╭──

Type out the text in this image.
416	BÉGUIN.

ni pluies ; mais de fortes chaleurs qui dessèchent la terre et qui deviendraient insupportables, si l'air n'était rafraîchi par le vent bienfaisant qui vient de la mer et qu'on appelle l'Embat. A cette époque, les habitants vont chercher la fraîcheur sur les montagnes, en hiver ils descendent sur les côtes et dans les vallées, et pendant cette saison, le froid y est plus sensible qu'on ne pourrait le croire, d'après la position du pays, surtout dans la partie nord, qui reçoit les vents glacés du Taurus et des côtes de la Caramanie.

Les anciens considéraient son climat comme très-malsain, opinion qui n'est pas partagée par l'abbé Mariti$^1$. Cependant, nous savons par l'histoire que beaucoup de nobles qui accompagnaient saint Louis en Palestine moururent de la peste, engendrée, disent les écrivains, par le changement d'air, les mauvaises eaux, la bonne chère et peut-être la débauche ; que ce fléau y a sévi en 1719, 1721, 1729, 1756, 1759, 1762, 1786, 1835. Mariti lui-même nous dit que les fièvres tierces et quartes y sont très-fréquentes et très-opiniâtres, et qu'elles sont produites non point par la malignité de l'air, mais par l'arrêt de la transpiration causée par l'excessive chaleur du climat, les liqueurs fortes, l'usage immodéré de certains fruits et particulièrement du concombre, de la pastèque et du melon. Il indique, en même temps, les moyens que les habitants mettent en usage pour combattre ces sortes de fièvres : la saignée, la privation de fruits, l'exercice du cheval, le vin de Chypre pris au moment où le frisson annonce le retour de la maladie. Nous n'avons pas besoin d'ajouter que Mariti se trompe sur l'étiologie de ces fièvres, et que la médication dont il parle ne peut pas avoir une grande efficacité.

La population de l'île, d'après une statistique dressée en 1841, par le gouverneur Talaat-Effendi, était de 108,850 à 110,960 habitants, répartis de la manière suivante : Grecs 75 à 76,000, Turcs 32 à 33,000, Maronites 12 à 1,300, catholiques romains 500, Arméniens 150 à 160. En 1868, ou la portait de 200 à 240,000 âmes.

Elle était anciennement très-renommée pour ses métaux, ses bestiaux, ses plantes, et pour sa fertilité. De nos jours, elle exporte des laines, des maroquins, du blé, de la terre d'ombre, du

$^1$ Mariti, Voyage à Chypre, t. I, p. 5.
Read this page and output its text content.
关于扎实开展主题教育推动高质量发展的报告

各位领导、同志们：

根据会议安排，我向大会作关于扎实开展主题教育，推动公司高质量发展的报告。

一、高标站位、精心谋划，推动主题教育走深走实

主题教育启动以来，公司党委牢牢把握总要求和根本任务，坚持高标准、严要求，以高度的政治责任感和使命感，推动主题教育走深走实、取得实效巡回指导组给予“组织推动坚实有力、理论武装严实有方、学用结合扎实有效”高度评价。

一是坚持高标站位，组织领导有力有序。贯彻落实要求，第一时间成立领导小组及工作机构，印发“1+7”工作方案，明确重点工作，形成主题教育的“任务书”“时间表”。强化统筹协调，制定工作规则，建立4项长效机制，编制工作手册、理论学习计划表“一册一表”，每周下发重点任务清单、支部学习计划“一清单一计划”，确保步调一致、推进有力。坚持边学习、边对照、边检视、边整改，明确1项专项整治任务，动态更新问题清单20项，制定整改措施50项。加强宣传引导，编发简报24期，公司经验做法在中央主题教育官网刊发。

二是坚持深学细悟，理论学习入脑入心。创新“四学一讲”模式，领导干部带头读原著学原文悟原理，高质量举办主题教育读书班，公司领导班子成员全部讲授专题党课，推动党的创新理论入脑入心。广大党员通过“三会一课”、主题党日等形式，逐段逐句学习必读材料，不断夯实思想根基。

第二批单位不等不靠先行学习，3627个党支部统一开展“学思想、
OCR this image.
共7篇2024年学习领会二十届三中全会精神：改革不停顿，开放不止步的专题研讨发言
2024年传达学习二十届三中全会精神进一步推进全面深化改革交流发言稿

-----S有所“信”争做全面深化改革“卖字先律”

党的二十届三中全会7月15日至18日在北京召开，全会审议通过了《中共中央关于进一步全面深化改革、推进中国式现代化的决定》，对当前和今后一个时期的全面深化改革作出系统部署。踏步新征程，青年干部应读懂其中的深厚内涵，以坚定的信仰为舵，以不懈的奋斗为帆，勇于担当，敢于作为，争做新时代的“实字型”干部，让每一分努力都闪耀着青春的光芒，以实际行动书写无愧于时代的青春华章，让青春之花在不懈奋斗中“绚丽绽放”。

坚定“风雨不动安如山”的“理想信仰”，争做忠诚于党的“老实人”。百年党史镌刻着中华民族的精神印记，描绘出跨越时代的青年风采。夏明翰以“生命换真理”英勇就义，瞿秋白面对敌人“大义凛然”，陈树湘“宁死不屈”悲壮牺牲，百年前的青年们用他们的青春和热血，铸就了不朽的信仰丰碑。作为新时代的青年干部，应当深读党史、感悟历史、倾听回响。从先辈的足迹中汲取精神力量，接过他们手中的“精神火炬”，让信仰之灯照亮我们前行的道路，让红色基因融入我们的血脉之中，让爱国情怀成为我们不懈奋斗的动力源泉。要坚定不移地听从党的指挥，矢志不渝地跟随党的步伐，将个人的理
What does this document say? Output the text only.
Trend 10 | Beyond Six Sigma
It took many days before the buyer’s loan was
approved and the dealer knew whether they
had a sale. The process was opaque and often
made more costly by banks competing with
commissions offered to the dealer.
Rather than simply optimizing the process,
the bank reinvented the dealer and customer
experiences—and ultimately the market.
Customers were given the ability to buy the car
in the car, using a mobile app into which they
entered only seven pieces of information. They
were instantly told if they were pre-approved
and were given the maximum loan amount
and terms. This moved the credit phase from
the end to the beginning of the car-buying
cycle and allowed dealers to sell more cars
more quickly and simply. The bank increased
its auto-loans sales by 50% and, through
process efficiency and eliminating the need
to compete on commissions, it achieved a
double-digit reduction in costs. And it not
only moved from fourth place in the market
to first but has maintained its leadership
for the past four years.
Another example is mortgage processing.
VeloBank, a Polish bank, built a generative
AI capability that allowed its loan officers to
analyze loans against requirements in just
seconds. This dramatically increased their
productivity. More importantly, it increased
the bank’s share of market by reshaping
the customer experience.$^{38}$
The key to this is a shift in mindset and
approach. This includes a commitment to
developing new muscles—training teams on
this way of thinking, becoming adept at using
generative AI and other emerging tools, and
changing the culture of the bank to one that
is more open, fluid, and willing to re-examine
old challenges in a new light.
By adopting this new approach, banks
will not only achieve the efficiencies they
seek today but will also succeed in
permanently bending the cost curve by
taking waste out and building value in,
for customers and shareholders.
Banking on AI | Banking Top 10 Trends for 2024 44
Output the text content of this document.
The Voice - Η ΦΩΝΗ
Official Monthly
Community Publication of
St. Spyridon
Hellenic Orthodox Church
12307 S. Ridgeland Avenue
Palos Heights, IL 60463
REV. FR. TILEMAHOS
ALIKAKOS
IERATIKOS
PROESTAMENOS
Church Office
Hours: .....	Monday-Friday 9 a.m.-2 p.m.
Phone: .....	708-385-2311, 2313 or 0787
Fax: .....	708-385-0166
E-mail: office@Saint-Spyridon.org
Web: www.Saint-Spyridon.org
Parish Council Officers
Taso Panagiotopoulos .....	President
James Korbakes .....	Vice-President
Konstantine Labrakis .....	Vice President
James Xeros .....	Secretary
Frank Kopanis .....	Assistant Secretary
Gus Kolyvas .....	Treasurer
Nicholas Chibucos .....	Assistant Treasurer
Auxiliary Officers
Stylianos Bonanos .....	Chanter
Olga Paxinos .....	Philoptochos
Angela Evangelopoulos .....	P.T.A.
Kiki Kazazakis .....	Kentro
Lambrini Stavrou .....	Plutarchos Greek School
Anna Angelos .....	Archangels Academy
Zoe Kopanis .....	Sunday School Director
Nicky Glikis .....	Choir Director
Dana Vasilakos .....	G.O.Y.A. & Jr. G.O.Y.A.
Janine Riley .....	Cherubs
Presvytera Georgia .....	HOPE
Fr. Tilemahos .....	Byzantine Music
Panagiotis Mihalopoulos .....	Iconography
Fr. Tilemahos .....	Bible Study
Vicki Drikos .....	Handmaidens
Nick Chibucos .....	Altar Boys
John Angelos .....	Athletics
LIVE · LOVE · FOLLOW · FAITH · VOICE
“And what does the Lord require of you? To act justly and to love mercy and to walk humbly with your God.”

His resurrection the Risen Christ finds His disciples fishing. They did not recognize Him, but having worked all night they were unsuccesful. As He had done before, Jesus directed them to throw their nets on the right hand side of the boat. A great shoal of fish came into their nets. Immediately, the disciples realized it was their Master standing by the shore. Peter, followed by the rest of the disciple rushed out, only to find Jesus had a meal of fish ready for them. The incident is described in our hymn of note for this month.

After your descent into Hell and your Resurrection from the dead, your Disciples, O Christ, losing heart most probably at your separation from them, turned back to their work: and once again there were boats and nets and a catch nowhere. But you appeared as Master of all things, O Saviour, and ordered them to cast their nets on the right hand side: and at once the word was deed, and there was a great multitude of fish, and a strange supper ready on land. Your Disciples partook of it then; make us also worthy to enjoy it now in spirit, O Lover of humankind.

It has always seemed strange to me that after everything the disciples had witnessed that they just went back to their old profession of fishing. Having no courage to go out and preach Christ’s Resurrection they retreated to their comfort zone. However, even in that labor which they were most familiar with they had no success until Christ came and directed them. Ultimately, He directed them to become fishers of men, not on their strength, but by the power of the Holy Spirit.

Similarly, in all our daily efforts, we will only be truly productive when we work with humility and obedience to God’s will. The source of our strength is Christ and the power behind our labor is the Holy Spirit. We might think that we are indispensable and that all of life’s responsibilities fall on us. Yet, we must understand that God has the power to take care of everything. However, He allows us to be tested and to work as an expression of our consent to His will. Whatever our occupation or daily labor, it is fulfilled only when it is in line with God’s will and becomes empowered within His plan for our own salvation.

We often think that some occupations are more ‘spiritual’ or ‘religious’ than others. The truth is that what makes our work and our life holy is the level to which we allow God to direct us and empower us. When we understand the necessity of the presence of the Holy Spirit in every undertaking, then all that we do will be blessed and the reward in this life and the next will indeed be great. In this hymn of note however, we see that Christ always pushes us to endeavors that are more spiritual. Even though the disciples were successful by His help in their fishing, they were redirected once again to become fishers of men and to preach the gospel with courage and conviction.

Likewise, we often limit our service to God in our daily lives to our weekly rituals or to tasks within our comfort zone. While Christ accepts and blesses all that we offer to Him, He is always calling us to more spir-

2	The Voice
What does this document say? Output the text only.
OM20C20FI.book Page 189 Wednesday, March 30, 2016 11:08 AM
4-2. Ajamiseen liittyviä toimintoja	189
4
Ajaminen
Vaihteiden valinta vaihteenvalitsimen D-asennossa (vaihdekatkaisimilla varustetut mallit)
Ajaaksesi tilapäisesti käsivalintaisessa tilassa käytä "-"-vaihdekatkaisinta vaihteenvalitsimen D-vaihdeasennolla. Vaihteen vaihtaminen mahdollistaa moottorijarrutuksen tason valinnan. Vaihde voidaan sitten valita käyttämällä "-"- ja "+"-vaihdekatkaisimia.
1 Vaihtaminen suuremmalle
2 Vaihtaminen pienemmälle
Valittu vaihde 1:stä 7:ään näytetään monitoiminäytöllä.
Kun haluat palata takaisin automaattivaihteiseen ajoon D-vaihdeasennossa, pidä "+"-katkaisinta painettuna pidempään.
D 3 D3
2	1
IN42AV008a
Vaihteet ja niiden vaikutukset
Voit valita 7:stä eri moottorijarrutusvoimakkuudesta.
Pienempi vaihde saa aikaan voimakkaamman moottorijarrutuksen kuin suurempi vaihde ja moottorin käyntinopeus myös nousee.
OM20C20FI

╰──

> [Required task]:
Scan the lines above for "content", then copy every one that has it.

> [Full response]:
Read this page and output its text content.
Output the text content of this document.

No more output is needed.